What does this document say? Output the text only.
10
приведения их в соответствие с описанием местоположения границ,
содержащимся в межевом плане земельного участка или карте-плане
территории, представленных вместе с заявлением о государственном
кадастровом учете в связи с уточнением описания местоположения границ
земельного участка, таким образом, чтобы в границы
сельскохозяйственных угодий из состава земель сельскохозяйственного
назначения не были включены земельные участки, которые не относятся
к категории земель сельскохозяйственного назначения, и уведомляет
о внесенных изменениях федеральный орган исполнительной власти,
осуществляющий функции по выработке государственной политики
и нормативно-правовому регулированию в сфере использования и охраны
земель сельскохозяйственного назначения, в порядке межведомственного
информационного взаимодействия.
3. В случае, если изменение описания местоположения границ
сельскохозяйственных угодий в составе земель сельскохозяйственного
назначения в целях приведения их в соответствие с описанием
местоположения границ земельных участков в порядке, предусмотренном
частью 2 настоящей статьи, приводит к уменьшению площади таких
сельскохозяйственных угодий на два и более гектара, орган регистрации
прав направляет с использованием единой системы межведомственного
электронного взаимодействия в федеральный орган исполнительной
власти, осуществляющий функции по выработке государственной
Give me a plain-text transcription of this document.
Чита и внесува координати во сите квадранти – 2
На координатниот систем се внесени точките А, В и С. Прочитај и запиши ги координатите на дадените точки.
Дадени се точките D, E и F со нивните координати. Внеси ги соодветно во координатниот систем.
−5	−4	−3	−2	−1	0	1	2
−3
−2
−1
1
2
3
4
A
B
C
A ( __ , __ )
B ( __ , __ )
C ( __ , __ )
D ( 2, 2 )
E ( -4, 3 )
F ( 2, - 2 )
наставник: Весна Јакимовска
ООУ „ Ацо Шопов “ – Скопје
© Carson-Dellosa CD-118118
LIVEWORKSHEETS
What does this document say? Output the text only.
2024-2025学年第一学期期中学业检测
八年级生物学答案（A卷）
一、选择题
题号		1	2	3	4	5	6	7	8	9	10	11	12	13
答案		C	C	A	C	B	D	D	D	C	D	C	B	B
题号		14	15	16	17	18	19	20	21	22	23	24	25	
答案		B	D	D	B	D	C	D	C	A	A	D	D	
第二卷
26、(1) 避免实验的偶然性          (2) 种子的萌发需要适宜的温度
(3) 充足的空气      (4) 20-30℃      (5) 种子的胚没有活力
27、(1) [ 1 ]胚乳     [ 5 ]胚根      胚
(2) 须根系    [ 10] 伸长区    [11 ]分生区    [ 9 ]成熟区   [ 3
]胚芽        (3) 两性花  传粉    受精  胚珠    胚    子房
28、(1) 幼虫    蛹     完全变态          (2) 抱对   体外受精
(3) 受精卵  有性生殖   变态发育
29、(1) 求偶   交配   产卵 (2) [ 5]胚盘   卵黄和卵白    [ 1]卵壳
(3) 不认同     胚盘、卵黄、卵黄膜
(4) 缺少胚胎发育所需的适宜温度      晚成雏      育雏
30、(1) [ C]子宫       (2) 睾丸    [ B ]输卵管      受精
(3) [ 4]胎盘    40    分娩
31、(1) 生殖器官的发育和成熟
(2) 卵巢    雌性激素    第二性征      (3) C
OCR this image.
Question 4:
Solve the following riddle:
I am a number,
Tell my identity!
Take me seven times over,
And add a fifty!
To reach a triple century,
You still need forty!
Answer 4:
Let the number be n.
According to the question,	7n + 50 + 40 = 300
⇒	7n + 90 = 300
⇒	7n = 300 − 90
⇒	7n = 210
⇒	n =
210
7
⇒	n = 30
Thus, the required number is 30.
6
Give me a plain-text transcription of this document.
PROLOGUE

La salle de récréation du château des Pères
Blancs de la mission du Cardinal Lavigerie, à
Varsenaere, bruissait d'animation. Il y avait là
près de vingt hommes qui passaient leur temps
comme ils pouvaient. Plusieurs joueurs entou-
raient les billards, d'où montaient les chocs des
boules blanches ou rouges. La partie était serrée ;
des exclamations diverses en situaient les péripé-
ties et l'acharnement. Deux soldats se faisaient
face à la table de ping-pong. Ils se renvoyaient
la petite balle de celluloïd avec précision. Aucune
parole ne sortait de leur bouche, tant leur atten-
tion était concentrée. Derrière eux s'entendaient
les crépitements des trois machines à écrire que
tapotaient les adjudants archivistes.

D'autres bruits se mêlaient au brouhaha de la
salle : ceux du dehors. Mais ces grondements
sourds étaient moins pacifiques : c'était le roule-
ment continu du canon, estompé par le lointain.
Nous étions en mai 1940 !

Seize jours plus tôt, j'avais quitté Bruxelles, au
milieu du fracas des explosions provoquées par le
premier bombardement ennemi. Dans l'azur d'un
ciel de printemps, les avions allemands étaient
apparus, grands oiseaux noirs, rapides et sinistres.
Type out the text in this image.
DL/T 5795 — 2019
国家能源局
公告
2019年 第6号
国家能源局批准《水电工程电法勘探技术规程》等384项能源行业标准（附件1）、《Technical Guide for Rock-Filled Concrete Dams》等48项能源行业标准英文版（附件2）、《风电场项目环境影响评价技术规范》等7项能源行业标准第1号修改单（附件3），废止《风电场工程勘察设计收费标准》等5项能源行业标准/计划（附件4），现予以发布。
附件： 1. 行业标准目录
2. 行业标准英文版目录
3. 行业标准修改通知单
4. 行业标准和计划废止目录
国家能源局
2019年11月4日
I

===============

◆ Written request: Extract all of the data shown above and repeat it verbatim.

◆ Correct output:
What does this document say? Output the text only.
10
приведения их в соответствие с описанием местоположения границ,
содержащимся в межевом плане земельного участка или карте-плане
территории, представленных вместе с заявлением о государственном
кадастровом учете в связи с уточнением описания местоположения границ
земельного участка, таким образом, чтобы в границы
сельскохозяйственных угодий из состава земель сельскохозяйственного
назначения не были включены земельные участки, которые не относятся
к категории земель сельскохозяйственного назначения, и уведомляет
о внесенных изменениях федеральный орган исполнительной власти,
осуществляющий функции по выработке государственной политики
и нормативно-правовому регулированию в сфере использования и охраны
земель сельскохозяйственного назначения, в порядке межведомственного
информационного взаимодействия.
3. В случае, если изменение описания местоположения границ
сельскохозяйственных угодий в составе земель сельскохозяйственного
назначения в целях приведения их в соответствие с описанием
местоположения границ земельных участков в порядке, предусмотренном
частью 2 настоящей статьи, приводит к уменьшению площади таких
сельскохозяйственных угодий на два и более гектара, орган регистрации
прав направляет с использованием единой системы межведомственного
электронного взаимодействия в федеральный орган исполнительной
власти, осуществляющий функции по выработке государственной
Give me a plain-text transcription of this document.
Чита и внесува координати во сите квадранти – 2
На координатниот систем се внесени точките А, В и С. Прочитај и запиши ги координатите на дадените точки.
Дадени се точките D, E и F со нивните координати. Внеси ги соодветно во координатниот систем.
−5	−4	−3	−2	−1	0	1	2
−3
−2
−1
1
2
3
4
A
B
C
A ( __ , __ )
B ( __ , __ )
C ( __ , __ )
D ( 2, 2 )
E ( -4, 3 )
F ( 2, - 2 )
наставник: Весна Јакимовска
ООУ „ Ацо Шопов “ – Скопје
© Carson-Dellosa CD-118118
LIVEWORKSHEETS
What does this document say? Output the text only.
2024-2025学年第一学期期中学业检测
八年级生物学答案（A卷）
一、选择题
题号		1	2	3	4	5	6	7	8	9	10	11	12	13
答案		C	C	A	C	B	D	D	D	C	D	C	B	B
题号		14	15	16	17	18	19	20	21	22	23	24	25	
答案		B	D	D	B	D	C	D	C	A	A	D	D	
第二卷
26、(1) 避免实验的偶然性          (2) 种子的萌发需要适宜的温度
(3) 充足的空气      (4) 20-30℃      (5) 种子的胚没有活力
27、(1) [ 1 ]胚乳     [ 5 ]胚根      胚
(2) 须根系    [ 10] 伸长区    [11 ]分生区    [ 9 ]成熟区   [ 3
]胚芽        (3) 两性花  传粉    受精  胚珠    胚    子房
28、(1) 幼虫    蛹     完全变态          (2) 抱对   体外受精
(3) 受精卵  有性生殖   变态发育
29、(1) 求偶   交配   产卵 (2) [ 5]胚盘   卵黄和卵白    [ 1]卵壳
(3) 不认同     胚盘、卵黄、卵黄膜
(4) 缺少胚胎发育所需的适宜温度      晚成雏      育雏
30、(1) [ C]子宫       (2) 睾丸    [ B ]输卵管      受精
(3) [ 4]胎盘    40    分娩
31、(1) 生殖器官的发育和成熟
(2) 卵巢    雌性激素    第二性征      (3) C
OCR this image.
Question 4:
Solve the following riddle:
I am a number,
Tell my identity!
Take me seven times over,
And add a fifty!
To reach a triple century,
You still need forty!
Answer 4:
Let the number be n.
According to the question,	7n + 50 + 40 = 300
⇒	7n + 90 = 300
⇒	7n = 300 − 90
⇒	7n = 210
⇒	n =
210
7
⇒	n = 30
Thus, the required number is 30.
6
Give me a plain-text transcription of this document.
PROLOGUE

La salle de récréation du château des Pères
Blancs de la mission du Cardinal Lavigerie, à
Varsenaere, bruissait d'animation. Il y avait là
près de vingt hommes qui passaient leur temps
comme ils pouvaient. Plusieurs joueurs entou-
raient les billards, d'où montaient les chocs des
boules blanches ou rouges. La partie était serrée ;
des exclamations diverses en situaient les péripé-
ties et l'acharnement. Deux soldats se faisaient
face à la table de ping-pong. Ils se renvoyaient
la petite balle de celluloïd avec précision. Aucune
parole ne sortait de leur bouche, tant leur atten-
tion était concentrée. Derrière eux s'entendaient
les crépitements des trois machines à écrire que
tapotaient les adjudants archivistes.

D'autres bruits se mêlaient au brouhaha de la
salle : ceux du dehors. Mais ces grondements
sourds étaient moins pacifiques : c'était le roule-
ment continu du canon, estompé par le lointain.
Nous étions en mai 1940 !

Seize jours plus tôt, j'avais quitté Bruxelles, au
milieu du fracas des explosions provoquées par le
premier bombardement ennemi. Dans l'azur d'un
ciel de printemps, les avions allemands étaient
apparus, grands oiseaux noirs, rapides et sinistres.
Type out the text in this image.
DL/T 5795 — 2019
国家能源局
公告
2019年 第6号
国家能源局批准《水电工程电法勘探技术规程》等384项能源行业标准（附件1）、《Technical Guide for Rock-Filled Concrete Dams》等48项能源行业标准英文版（附件2）、《风电场项目环境影响评价技术规范》等7项能源行业标准第1号修改单（附件3），废止《风电场工程勘察设计收费标准》等5项能源行业标准/计划（附件4），现予以发布。
附件： 1. 行业标准目录
2. 行业标准英文版目录
3. 行业标准修改通知单
4. 行业标准和计划废止目录
国家能源局
2019年11月4日
I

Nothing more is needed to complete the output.